_Set exercise_:
Reproduce each line exactly. Skip none.

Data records
__________

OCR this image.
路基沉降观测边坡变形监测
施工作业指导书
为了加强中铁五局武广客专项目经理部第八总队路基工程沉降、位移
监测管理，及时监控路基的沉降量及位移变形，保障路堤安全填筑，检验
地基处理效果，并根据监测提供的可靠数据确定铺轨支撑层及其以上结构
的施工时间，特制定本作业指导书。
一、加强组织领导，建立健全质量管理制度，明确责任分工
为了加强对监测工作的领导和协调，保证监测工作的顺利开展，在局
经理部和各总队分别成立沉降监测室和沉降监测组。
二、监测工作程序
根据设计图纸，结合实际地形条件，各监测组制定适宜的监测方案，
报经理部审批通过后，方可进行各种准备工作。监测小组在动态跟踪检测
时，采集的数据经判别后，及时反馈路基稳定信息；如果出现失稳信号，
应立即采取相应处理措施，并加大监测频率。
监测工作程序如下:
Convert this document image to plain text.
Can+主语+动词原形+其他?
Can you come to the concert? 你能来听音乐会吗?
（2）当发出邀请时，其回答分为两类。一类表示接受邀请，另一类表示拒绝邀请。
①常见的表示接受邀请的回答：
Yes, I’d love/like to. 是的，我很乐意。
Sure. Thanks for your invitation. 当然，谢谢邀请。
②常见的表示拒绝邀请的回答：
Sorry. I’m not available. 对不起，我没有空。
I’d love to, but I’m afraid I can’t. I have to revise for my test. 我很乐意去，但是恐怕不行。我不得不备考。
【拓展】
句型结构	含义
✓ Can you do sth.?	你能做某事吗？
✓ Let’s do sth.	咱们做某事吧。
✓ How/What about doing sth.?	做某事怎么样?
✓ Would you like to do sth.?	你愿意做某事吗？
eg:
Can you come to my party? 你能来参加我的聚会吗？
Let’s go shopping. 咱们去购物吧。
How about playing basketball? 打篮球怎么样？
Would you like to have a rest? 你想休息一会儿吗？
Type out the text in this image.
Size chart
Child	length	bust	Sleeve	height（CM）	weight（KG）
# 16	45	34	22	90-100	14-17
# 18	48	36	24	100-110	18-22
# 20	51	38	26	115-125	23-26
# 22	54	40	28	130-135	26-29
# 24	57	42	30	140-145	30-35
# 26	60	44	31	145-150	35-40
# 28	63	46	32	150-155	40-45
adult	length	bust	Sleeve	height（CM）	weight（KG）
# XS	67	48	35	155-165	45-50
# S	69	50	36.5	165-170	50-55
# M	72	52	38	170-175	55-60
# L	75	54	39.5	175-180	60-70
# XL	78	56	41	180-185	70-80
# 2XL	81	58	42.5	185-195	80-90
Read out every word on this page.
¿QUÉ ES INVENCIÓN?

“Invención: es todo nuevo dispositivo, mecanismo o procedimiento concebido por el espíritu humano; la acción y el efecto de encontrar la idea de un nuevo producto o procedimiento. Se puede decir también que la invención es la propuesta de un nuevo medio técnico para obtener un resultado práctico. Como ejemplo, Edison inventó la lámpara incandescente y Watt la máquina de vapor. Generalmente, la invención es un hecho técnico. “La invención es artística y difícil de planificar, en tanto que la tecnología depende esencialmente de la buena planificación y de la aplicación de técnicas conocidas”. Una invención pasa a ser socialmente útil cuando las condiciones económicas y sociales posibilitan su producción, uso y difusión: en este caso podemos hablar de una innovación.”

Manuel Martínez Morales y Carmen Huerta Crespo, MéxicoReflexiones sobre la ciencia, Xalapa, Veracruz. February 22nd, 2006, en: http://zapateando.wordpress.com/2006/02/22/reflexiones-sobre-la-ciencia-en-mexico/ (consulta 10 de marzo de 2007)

__________

_Output of the exercise_:
OCR this image.
路基沉降观测边坡变形监测
施工作业指导书
为了加强中铁五局武广客专项目经理部第八总队路基工程沉降、位移
监测管理，及时监控路基的沉降量及位移变形，保障路堤安全填筑，检验
地基处理效果，并根据监测提供的可靠数据确定铺轨支撑层及其以上结构
的施工时间，特制定本作业指导书。
一、加强组织领导，建立健全质量管理制度，明确责任分工
为了加强对监测工作的领导和协调，保证监测工作的顺利开展，在局
经理部和各总队分别成立沉降监测室和沉降监测组。
二、监测工作程序
根据设计图纸，结合实际地形条件，各监测组制定适宜的监测方案，
报经理部审批通过后，方可进行各种准备工作。监测小组在动态跟踪检测
时，采集的数据经判别后，及时反馈路基稳定信息；如果出现失稳信号，
应立即采取相应处理措施，并加大监测频率。
监测工作程序如下:
Convert this document image to plain text.
Can+主语+动词原形+其他?
Can you come to the concert? 你能来听音乐会吗?
（2）当发出邀请时，其回答分为两类。一类表示接受邀请，另一类表示拒绝邀请。
①常见的表示接受邀请的回答：
Yes, I’d love/like to. 是的，我很乐意。
Sure. Thanks for your invitation. 当然，谢谢邀请。
②常见的表示拒绝邀请的回答：
Sorry. I’m not available. 对不起，我没有空。
I’d love to, but I’m afraid I can’t. I have to revise for my test. 我很乐意去，但是恐怕不行。我不得不备考。
【拓展】
句型结构	含义
✓ Can you do sth.?	你能做某事吗？
✓ Let’s do sth.	咱们做某事吧。
✓ How/What about doing sth.?	做某事怎么样?
✓ Would you like to do sth.?	你愿意做某事吗？
eg:
Can you come to my party? 你能来参加我的聚会吗？
Let’s go shopping. 咱们去购物吧。
How about playing basketball? 打篮球怎么样？
Would you like to have a rest? 你想休息一会儿吗？
Type out the text in this image.
Size chart
Child	length	bust	Sleeve	height（CM）	weight（KG）
# 16	45	34	22	90-100	14-17
# 18	48	36	24	100-110	18-22
# 20	51	38	26	115-125	23-26
# 22	54	40	28	130-135	26-29
# 24	57	42	30	140-145	30-35
# 26	60	44	31	145-150	35-40
# 28	63	46	32	150-155	40-45
adult	length	bust	Sleeve	height（CM）	weight（KG）
# XS	67	48	35	155-165	45-50
# S	69	50	36.5	165-170	50-55
# M	72	52	38	170-175	55-60
# L	75	54	39.5	175-180	60-70
# XL	78	56	41	180-185	70-80
# 2XL	81	58	42.5	185-195	80-90
Read out every word on this page.
¿QUÉ ES INVENCIÓN?

“Invención: es todo nuevo dispositivo, mecanismo o procedimiento concebido por el espíritu humano; la acción y el efecto de encontrar la idea de un nuevo producto o procedimiento. Se puede decir también que la invención es la propuesta de un nuevo medio técnico para obtener un resultado práctico. Como ejemplo, Edison inventó la lámpara incandescente y Watt la máquina de vapor. Generalmente, la invención es un hecho técnico. “La invención es artística y difícil de planificar, en tanto que la tecnología depende esencialmente de la buena planificación y de la aplicación de técnicas conocidas”. Una invención pasa a ser socialmente útil cuando las condiciones económicas y sociales posibilitan su producción, uso y difusión: en este caso podemos hablar de una innovación.”

Manuel Martínez Morales y Carmen Huerta Crespo, MéxicoReflexiones sobre la ciencia, Xalapa, Veracruz. February 22nd, 2006, en: http://zapateando.wordpress.com/2006/02/22/reflexiones-sobre-la-ciencia-en-mexico/ (consulta 10 de marzo de 2007)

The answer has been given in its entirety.